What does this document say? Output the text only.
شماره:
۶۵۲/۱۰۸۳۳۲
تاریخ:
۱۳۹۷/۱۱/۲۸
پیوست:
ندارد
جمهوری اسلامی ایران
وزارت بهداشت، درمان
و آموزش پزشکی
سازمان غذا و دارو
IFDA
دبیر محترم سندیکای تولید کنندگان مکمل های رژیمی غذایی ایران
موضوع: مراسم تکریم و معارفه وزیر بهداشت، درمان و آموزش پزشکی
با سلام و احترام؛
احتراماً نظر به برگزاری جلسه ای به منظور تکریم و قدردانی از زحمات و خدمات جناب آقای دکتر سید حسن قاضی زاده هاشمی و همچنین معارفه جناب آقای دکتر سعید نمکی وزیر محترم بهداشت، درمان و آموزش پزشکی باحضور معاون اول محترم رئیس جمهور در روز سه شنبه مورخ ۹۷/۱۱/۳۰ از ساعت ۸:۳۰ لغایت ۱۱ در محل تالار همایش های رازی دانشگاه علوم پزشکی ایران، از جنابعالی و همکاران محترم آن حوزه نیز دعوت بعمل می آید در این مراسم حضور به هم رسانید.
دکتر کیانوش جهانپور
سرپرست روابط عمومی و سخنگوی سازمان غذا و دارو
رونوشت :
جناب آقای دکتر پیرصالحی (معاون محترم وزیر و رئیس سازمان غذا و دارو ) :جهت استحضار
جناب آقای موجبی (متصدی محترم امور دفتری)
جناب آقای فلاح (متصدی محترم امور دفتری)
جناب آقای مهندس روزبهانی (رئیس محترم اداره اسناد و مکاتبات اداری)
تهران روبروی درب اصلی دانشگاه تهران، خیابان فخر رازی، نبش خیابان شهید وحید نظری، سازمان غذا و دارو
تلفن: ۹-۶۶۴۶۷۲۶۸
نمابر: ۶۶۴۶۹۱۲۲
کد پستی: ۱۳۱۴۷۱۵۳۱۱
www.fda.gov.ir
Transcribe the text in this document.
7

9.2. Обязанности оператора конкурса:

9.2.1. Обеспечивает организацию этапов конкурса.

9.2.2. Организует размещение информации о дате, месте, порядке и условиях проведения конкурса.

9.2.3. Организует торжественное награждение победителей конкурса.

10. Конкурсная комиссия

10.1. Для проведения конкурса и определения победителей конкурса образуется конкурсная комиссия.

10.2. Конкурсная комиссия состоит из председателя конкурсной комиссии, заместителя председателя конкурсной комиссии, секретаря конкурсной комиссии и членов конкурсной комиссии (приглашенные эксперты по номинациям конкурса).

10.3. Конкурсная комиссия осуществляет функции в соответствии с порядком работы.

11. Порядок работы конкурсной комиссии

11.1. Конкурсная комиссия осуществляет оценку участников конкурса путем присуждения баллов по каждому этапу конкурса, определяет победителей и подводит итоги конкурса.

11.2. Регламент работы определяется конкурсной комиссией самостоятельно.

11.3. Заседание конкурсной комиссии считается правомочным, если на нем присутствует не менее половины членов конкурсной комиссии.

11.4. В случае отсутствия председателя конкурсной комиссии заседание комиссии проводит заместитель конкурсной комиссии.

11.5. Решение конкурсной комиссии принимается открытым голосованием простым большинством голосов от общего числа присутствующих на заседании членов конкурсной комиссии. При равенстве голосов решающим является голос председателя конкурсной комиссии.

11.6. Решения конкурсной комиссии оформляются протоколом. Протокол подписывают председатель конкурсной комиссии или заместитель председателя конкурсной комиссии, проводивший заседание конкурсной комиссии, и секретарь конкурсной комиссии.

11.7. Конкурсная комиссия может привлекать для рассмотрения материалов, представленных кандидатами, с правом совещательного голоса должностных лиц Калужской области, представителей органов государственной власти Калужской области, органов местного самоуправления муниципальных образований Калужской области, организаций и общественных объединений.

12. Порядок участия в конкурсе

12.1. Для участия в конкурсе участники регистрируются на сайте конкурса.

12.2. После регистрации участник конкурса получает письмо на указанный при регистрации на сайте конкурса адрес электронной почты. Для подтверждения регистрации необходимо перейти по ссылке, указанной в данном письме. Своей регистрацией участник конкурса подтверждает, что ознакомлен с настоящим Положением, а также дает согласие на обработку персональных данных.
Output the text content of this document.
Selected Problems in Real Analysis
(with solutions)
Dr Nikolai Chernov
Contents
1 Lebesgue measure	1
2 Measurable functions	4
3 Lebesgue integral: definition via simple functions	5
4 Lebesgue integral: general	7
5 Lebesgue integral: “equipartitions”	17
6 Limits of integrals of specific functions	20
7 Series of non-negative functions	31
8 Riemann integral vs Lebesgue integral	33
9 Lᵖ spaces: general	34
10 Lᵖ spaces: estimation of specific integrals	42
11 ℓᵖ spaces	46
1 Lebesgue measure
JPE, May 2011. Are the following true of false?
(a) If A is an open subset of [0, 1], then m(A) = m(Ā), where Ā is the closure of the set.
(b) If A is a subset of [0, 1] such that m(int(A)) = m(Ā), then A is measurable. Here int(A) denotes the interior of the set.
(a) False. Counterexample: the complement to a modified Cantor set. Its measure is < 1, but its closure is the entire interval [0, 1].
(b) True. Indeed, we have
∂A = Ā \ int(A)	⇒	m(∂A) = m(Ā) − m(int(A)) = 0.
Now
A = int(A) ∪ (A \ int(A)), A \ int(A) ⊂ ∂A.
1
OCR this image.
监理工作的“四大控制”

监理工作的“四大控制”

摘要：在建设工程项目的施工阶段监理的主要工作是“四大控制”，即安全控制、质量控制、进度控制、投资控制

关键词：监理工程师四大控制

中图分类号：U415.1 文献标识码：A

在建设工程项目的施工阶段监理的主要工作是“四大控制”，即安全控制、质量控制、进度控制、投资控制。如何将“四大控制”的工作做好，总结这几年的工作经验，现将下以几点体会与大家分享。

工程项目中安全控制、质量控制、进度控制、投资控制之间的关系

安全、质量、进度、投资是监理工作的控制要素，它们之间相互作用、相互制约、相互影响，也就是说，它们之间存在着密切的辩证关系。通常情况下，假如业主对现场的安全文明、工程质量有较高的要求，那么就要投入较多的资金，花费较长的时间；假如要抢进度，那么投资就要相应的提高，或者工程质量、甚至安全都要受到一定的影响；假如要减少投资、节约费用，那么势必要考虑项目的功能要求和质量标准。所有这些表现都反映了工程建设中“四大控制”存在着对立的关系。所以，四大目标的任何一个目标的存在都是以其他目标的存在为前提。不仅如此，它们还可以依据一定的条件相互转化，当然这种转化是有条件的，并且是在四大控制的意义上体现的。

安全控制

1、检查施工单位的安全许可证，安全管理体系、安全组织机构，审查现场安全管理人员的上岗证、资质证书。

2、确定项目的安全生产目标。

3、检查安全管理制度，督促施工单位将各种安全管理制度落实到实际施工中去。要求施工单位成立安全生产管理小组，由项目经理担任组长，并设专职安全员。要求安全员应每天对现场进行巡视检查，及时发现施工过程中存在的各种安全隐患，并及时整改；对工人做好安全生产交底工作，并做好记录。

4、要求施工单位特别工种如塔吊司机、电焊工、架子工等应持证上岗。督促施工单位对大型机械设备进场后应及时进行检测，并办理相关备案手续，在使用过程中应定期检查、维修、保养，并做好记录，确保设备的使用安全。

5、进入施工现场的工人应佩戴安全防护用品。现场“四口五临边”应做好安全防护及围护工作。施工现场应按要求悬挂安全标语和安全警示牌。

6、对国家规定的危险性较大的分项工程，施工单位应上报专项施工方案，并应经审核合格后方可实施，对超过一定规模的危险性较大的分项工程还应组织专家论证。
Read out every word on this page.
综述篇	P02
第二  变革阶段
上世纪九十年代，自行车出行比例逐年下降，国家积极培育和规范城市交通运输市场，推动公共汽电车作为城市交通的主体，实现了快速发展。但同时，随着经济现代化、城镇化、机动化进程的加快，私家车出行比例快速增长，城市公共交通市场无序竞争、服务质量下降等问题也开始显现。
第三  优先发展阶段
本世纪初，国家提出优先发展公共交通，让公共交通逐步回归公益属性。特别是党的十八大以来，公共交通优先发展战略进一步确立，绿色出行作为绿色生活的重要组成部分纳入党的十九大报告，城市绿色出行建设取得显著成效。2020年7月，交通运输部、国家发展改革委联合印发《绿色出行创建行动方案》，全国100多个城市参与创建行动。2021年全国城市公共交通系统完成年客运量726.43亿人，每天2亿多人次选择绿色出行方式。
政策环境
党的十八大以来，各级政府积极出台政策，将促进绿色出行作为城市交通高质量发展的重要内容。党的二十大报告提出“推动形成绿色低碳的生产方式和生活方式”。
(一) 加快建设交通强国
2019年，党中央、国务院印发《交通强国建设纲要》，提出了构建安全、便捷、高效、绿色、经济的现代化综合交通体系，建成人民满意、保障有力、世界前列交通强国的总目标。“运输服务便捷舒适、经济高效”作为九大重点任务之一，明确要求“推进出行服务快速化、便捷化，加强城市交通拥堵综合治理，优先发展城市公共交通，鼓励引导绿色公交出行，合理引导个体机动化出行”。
************
TASK BRIEF — Where a line in the entries holds "this", copy that line.

EXERCISE SOLUTION —
What does this document say? Output the text only.
Transcribe the text in this document.
Output the text content of this document.
OCR this image.
Read out every word on this page.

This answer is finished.